# Task description:
Search the data below for "this"; list each line that holds it.
----------------
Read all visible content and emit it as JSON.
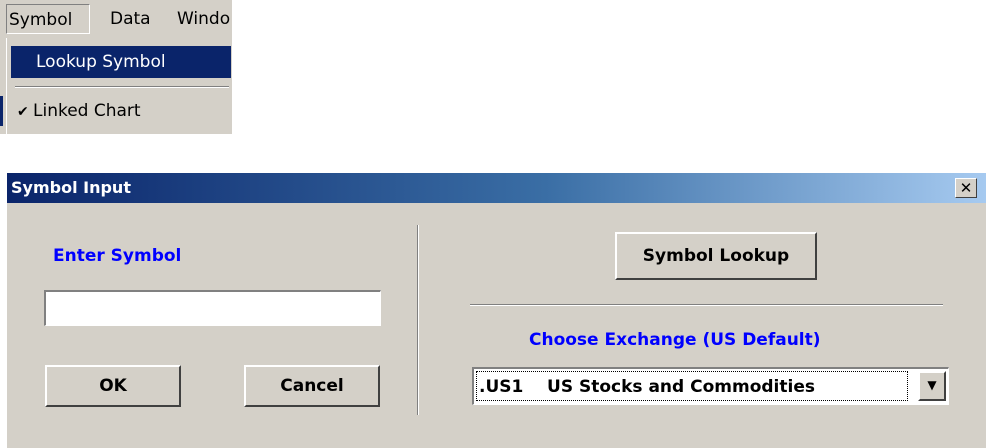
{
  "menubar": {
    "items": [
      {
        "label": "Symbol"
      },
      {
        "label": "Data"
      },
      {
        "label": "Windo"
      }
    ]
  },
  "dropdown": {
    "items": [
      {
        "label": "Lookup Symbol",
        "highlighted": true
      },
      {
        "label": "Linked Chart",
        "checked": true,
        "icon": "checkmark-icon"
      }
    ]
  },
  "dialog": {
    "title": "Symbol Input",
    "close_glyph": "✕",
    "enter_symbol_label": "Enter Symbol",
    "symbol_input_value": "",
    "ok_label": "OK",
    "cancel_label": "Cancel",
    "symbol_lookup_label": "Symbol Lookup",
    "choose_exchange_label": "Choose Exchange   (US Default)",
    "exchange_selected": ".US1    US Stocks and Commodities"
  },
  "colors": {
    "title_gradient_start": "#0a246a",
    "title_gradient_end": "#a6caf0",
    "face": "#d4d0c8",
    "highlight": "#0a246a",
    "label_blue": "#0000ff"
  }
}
----------------
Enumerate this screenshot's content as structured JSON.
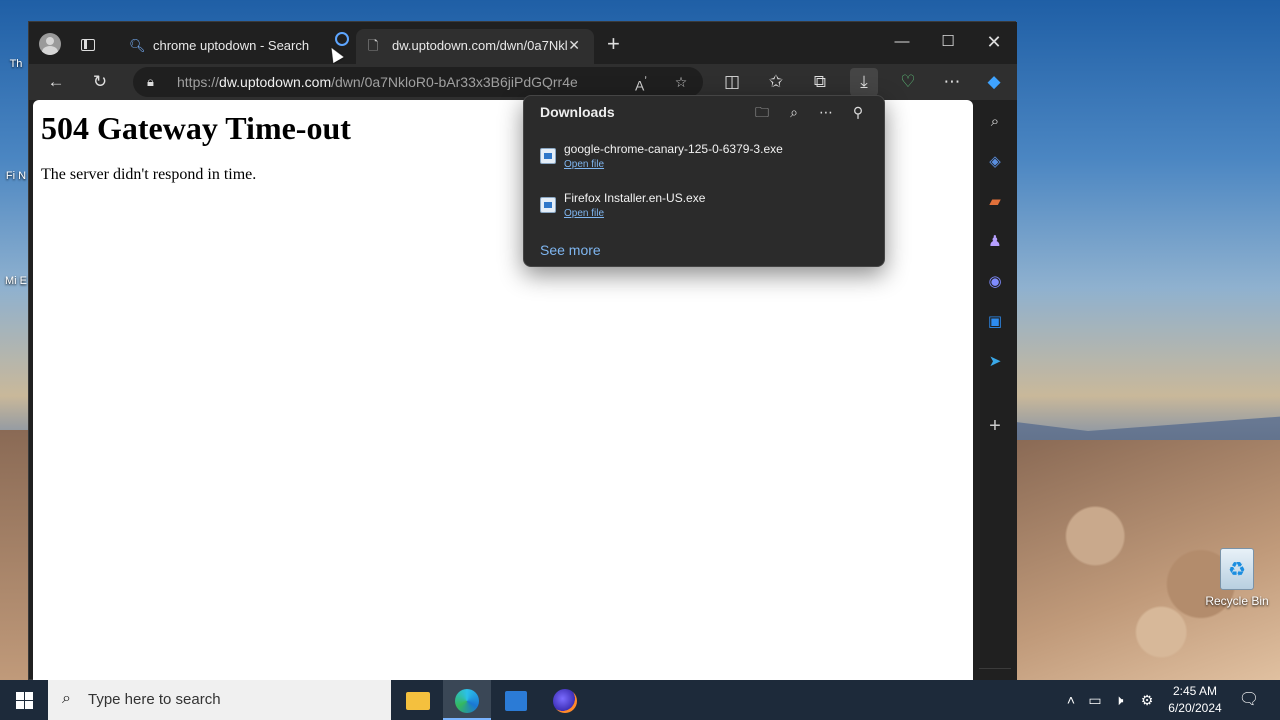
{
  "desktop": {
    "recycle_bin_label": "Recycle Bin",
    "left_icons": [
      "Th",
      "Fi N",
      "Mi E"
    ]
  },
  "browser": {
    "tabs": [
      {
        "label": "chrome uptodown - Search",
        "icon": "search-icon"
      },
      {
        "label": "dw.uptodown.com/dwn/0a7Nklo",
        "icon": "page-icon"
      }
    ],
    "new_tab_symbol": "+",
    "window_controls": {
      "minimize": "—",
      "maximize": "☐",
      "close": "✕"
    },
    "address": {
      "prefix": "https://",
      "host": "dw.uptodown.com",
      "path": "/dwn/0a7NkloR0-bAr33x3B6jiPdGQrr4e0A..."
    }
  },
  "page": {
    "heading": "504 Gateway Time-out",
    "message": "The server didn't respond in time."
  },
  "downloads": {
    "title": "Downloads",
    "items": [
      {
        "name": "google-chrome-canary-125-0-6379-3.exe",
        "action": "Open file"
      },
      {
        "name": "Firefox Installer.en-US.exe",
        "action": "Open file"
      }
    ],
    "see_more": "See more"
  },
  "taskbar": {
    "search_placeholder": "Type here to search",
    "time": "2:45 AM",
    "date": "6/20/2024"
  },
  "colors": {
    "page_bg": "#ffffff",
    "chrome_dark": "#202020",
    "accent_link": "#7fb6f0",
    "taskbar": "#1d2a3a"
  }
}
----------------
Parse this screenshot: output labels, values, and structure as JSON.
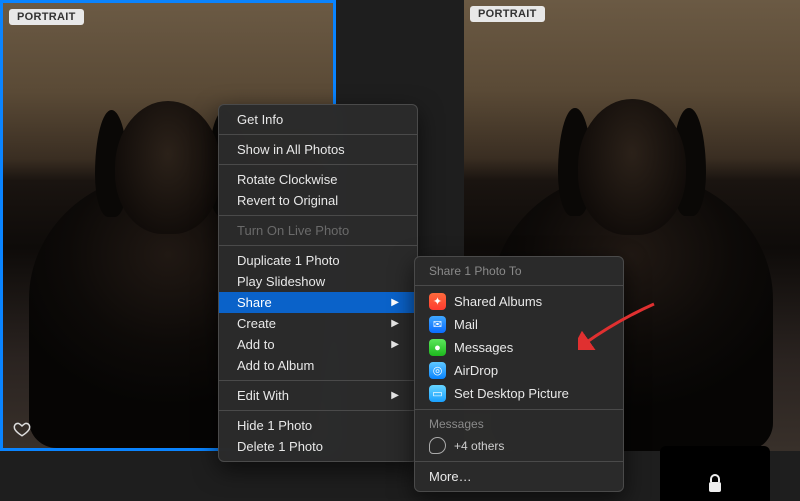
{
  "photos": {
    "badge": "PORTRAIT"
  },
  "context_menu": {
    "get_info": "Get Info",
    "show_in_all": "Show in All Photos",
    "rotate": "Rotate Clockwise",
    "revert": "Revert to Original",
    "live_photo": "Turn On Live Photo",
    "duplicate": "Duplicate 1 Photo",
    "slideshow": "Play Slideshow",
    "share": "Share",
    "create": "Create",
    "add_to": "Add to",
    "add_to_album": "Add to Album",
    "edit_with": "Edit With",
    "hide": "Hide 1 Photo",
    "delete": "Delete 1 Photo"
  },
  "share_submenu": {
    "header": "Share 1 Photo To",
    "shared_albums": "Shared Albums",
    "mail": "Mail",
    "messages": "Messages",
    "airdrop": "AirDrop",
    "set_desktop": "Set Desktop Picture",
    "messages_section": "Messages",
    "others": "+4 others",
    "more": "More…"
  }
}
----------------
# Task result:
Enumerate this screenshot's content as structured JSON.
Parse this screenshot: output labels, values, and structure as JSON.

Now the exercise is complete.